*TASK*.
Copy out, from the entries below, each line holding the string "this".

*INPUT RECORDS*.
* begin *

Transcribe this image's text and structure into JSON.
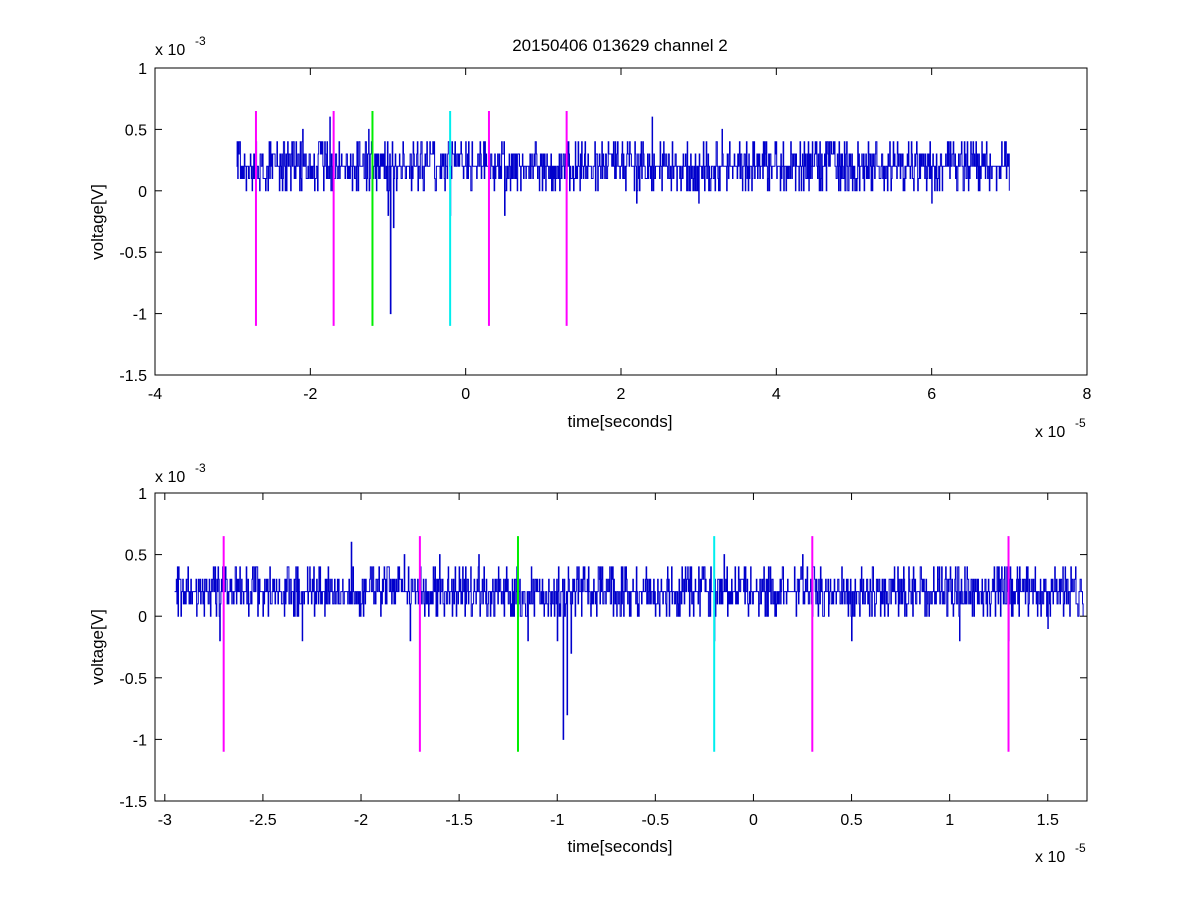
{
  "figure": {
    "background": "#ffffff"
  },
  "chart_data": [
    {
      "type": "line",
      "title": "20150406 013629 channel 2",
      "xlabel": "time[seconds]",
      "ylabel": "voltage[V]",
      "x_multiplier": "x 10",
      "x_exponent": "-5",
      "y_multiplier": "x 10",
      "y_exponent": "-3",
      "xlim": [
        -4,
        8
      ],
      "ylim": [
        -1.5,
        1
      ],
      "x_ticks": [
        -4,
        -2,
        0,
        2,
        4,
        6,
        8
      ],
      "x_tick_labels": [
        "-4",
        "-2",
        "0",
        "2",
        "4",
        "6",
        "8"
      ],
      "y_ticks": [
        -1.5,
        -1,
        -0.5,
        0,
        0.5,
        1
      ],
      "y_tick_labels": [
        "-1.5",
        "-1",
        "-0.5",
        "0",
        "0.5",
        "1"
      ],
      "grid": false,
      "series": [
        {
          "color": "#0000cc",
          "points": [
            [
              -2.95,
              0.2
            ],
            [
              -2.9,
              0.1
            ],
            [
              -2.85,
              0.3
            ],
            [
              -2.75,
              0.0
            ],
            [
              -2.7,
              0.4
            ],
            [
              -2.6,
              0.1
            ],
            [
              -2.5,
              0.3
            ],
            [
              -2.4,
              0.0
            ],
            [
              -2.3,
              0.3
            ],
            [
              -2.2,
              0.2
            ],
            [
              -2.1,
              0.5
            ],
            [
              -2.0,
              0.1
            ],
            [
              -1.9,
              0.3
            ],
            [
              -1.8,
              0.2
            ],
            [
              -1.75,
              0.6
            ],
            [
              -1.7,
              0.1
            ],
            [
              -1.6,
              0.3
            ],
            [
              -1.5,
              0.2
            ],
            [
              -1.4,
              0.4
            ],
            [
              -1.3,
              0.1
            ],
            [
              -1.25,
              0.5
            ],
            [
              -1.2,
              0.2
            ],
            [
              -1.15,
              0.0
            ],
            [
              -1.1,
              0.3
            ],
            [
              -1.05,
              0.1
            ],
            [
              -1.0,
              -0.2
            ],
            [
              -0.97,
              -1.0
            ],
            [
              -0.93,
              -0.3
            ],
            [
              -0.9,
              0.2
            ],
            [
              -0.8,
              0.3
            ],
            [
              -0.7,
              0.0
            ],
            [
              -0.6,
              0.2
            ],
            [
              -0.5,
              0.4
            ],
            [
              -0.4,
              0.1
            ],
            [
              -0.3,
              0.3
            ],
            [
              -0.2,
              -0.2
            ],
            [
              -0.1,
              0.2
            ],
            [
              0.0,
              0.4
            ],
            [
              0.2,
              0.1
            ],
            [
              0.3,
              0.4
            ],
            [
              0.5,
              -0.2
            ],
            [
              0.7,
              0.2
            ],
            [
              1.0,
              0.3
            ],
            [
              1.3,
              0.1
            ],
            [
              1.5,
              0.2
            ],
            [
              1.7,
              0.0
            ],
            [
              2.0,
              0.2
            ],
            [
              2.2,
              -0.1
            ],
            [
              2.4,
              0.6
            ],
            [
              2.6,
              0.1
            ],
            [
              2.8,
              0.3
            ],
            [
              3.0,
              -0.1
            ],
            [
              3.3,
              0.5
            ],
            [
              3.6,
              0.0
            ],
            [
              3.9,
              0.3
            ],
            [
              4.2,
              0.1
            ],
            [
              4.5,
              0.4
            ],
            [
              4.8,
              0.0
            ],
            [
              5.1,
              0.3
            ],
            [
              5.4,
              0.1
            ],
            [
              5.7,
              0.4
            ],
            [
              6.0,
              -0.1
            ],
            [
              6.3,
              0.3
            ],
            [
              6.6,
              0.0
            ],
            [
              6.9,
              0.4
            ],
            [
              7.0,
              0.0
            ]
          ],
          "noise_lo": -0.1,
          "noise_hi": 0.4
        }
      ],
      "markers": [
        {
          "x": -2.7,
          "color": "#ff00ff",
          "ymin": -1.1,
          "ymax": 0.65
        },
        {
          "x": -1.7,
          "color": "#ff00ff",
          "ymin": -1.1,
          "ymax": 0.65
        },
        {
          "x": -1.2,
          "color": "#00ee00",
          "ymin": -1.1,
          "ymax": 0.65
        },
        {
          "x": -0.2,
          "color": "#00eeee",
          "ymin": -1.1,
          "ymax": 0.65
        },
        {
          "x": 0.3,
          "color": "#ff00ff",
          "ymin": -1.1,
          "ymax": 0.65
        },
        {
          "x": 1.3,
          "color": "#ff00ff",
          "ymin": -1.1,
          "ymax": 0.65
        }
      ]
    },
    {
      "type": "line",
      "xlabel": "time[seconds]",
      "ylabel": "voltage[V]",
      "x_multiplier": "x 10",
      "x_exponent": "-5",
      "y_multiplier": "x 10",
      "y_exponent": "-3",
      "xlim": [
        -3.05,
        1.7
      ],
      "ylim": [
        -1.5,
        1
      ],
      "x_ticks": [
        -3,
        -2.5,
        -2,
        -1.5,
        -1,
        -0.5,
        0,
        0.5,
        1,
        1.5
      ],
      "x_tick_labels": [
        "-3",
        "-2.5",
        "-2",
        "-1.5",
        "-1",
        "-0.5",
        "0",
        "0.5",
        "1",
        "1.5"
      ],
      "y_ticks": [
        -1.5,
        -1,
        -0.5,
        0,
        0.5,
        1
      ],
      "y_tick_labels": [
        "-1.5",
        "-1",
        "-0.5",
        "0",
        "0.5",
        "1"
      ],
      "grid": false,
      "series": [
        {
          "color": "#0000cc",
          "points": [
            [
              -2.95,
              0.2
            ],
            [
              -2.93,
              0.4
            ],
            [
              -2.9,
              0.1
            ],
            [
              -2.85,
              0.2
            ],
            [
              -2.8,
              0.0
            ],
            [
              -2.75,
              0.3
            ],
            [
              -2.72,
              -0.2
            ],
            [
              -2.7,
              0.4
            ],
            [
              -2.6,
              0.1
            ],
            [
              -2.55,
              0.4
            ],
            [
              -2.5,
              0.0
            ],
            [
              -2.45,
              0.3
            ],
            [
              -2.4,
              0.1
            ],
            [
              -2.35,
              0.2
            ],
            [
              -2.3,
              -0.2
            ],
            [
              -2.25,
              0.2
            ],
            [
              -2.2,
              0.1
            ],
            [
              -2.15,
              0.3
            ],
            [
              -2.1,
              0.2
            ],
            [
              -2.05,
              0.6
            ],
            [
              -2.0,
              0.1
            ],
            [
              -1.95,
              0.4
            ],
            [
              -1.9,
              0.0
            ],
            [
              -1.85,
              0.3
            ],
            [
              -1.78,
              0.5
            ],
            [
              -1.75,
              -0.2
            ],
            [
              -1.7,
              0.3
            ],
            [
              -1.65,
              0.2
            ],
            [
              -1.6,
              0.5
            ],
            [
              -1.55,
              0.1
            ],
            [
              -1.5,
              0.4
            ],
            [
              -1.45,
              0.2
            ],
            [
              -1.4,
              0.5
            ],
            [
              -1.35,
              0.2
            ],
            [
              -1.3,
              0.4
            ],
            [
              -1.25,
              0.1
            ],
            [
              -1.2,
              0.2
            ],
            [
              -1.15,
              -0.2
            ],
            [
              -1.1,
              0.2
            ],
            [
              -1.05,
              0.1
            ],
            [
              -1.0,
              -0.2
            ],
            [
              -0.97,
              -1.0
            ],
            [
              -0.95,
              -0.8
            ],
            [
              -0.93,
              -0.3
            ],
            [
              -0.9,
              0.4
            ],
            [
              -0.85,
              0.2
            ],
            [
              -0.8,
              0.0
            ],
            [
              -0.75,
              0.3
            ],
            [
              -0.7,
              0.1
            ],
            [
              -0.65,
              0.4
            ],
            [
              -0.6,
              0.1
            ],
            [
              -0.55,
              0.3
            ],
            [
              -0.5,
              0.0
            ],
            [
              -0.45,
              0.2
            ],
            [
              -0.4,
              0.1
            ],
            [
              -0.35,
              0.3
            ],
            [
              -0.3,
              0.2
            ],
            [
              -0.25,
              0.4
            ],
            [
              -0.2,
              -0.2
            ],
            [
              -0.15,
              0.5
            ],
            [
              -0.1,
              0.2
            ],
            [
              -0.05,
              0.2
            ],
            [
              0.0,
              0.2
            ],
            [
              0.05,
              0.3
            ],
            [
              0.1,
              0.1
            ],
            [
              0.15,
              0.4
            ],
            [
              0.2,
              0.2
            ],
            [
              0.25,
              0.5
            ],
            [
              0.3,
              0.0
            ],
            [
              0.35,
              0.2
            ],
            [
              0.4,
              0.1
            ],
            [
              0.45,
              0.4
            ],
            [
              0.5,
              -0.2
            ],
            [
              0.55,
              0.4
            ],
            [
              0.6,
              0.2
            ],
            [
              0.65,
              0.2
            ],
            [
              0.7,
              0.1
            ],
            [
              0.75,
              0.3
            ],
            [
              0.8,
              0.2
            ],
            [
              0.85,
              0.4
            ],
            [
              0.9,
              0.2
            ],
            [
              0.95,
              0.1
            ],
            [
              1.0,
              0.3
            ],
            [
              1.05,
              -0.2
            ],
            [
              1.1,
              0.2
            ],
            [
              1.15,
              0.1
            ],
            [
              1.2,
              0.2
            ],
            [
              1.25,
              0.4
            ],
            [
              1.3,
              -0.2
            ],
            [
              1.35,
              0.3
            ],
            [
              1.4,
              0.0
            ],
            [
              1.45,
              0.2
            ],
            [
              1.5,
              -0.1
            ],
            [
              1.55,
              0.1
            ],
            [
              1.6,
              0.3
            ],
            [
              1.65,
              0.1
            ],
            [
              1.68,
              0.0
            ]
          ],
          "noise_lo": -0.1,
          "noise_hi": 0.4
        }
      ],
      "markers": [
        {
          "x": -2.7,
          "color": "#ff00ff",
          "ymin": -1.1,
          "ymax": 0.65
        },
        {
          "x": -1.7,
          "color": "#ff00ff",
          "ymin": -1.1,
          "ymax": 0.65
        },
        {
          "x": -1.2,
          "color": "#00ee00",
          "ymin": -1.1,
          "ymax": 0.65
        },
        {
          "x": -0.2,
          "color": "#00eeee",
          "ymin": -1.1,
          "ymax": 0.65
        },
        {
          "x": 0.3,
          "color": "#ff00ff",
          "ymin": -1.1,
          "ymax": 0.65
        },
        {
          "x": 1.3,
          "color": "#ff00ff",
          "ymin": -1.1,
          "ymax": 0.65
        }
      ]
    }
  ]
}
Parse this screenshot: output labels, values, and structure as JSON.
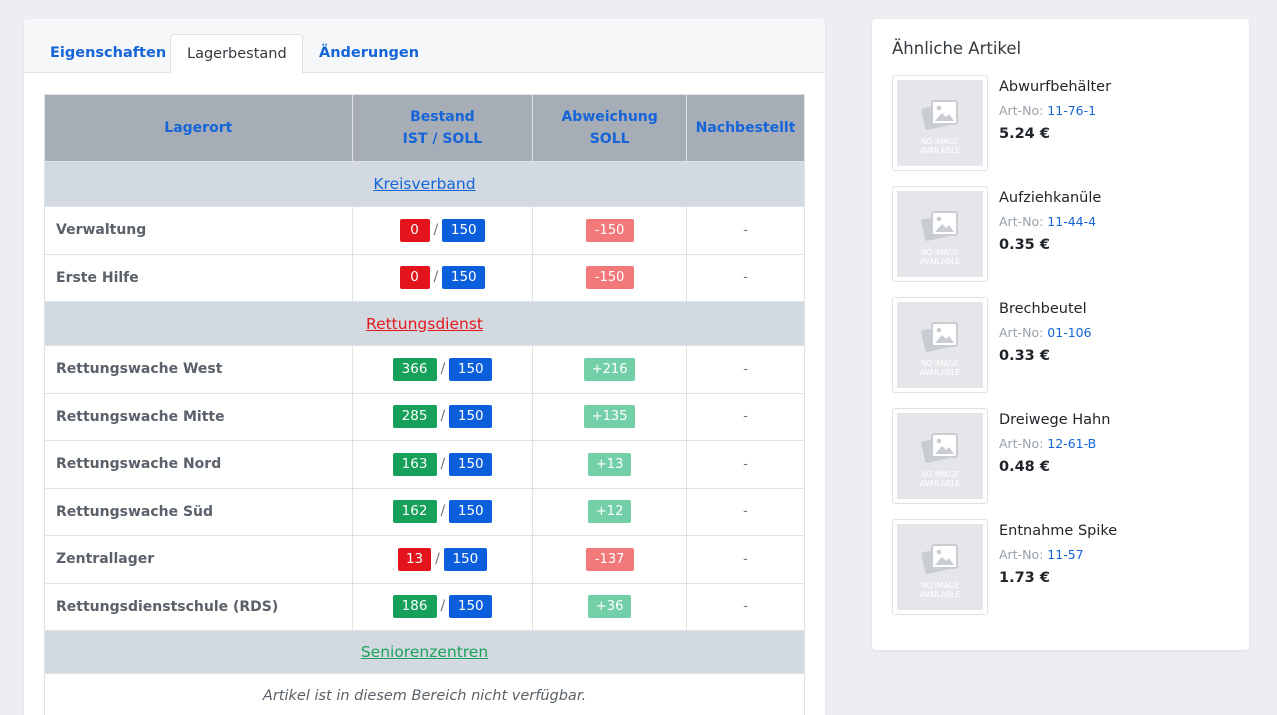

* end *

*SOLUTION TO THE PROBLEM*.
Transcribe this image's text and structure into JSON.
Parse this screenshot: output labels, values, and structure as JSON.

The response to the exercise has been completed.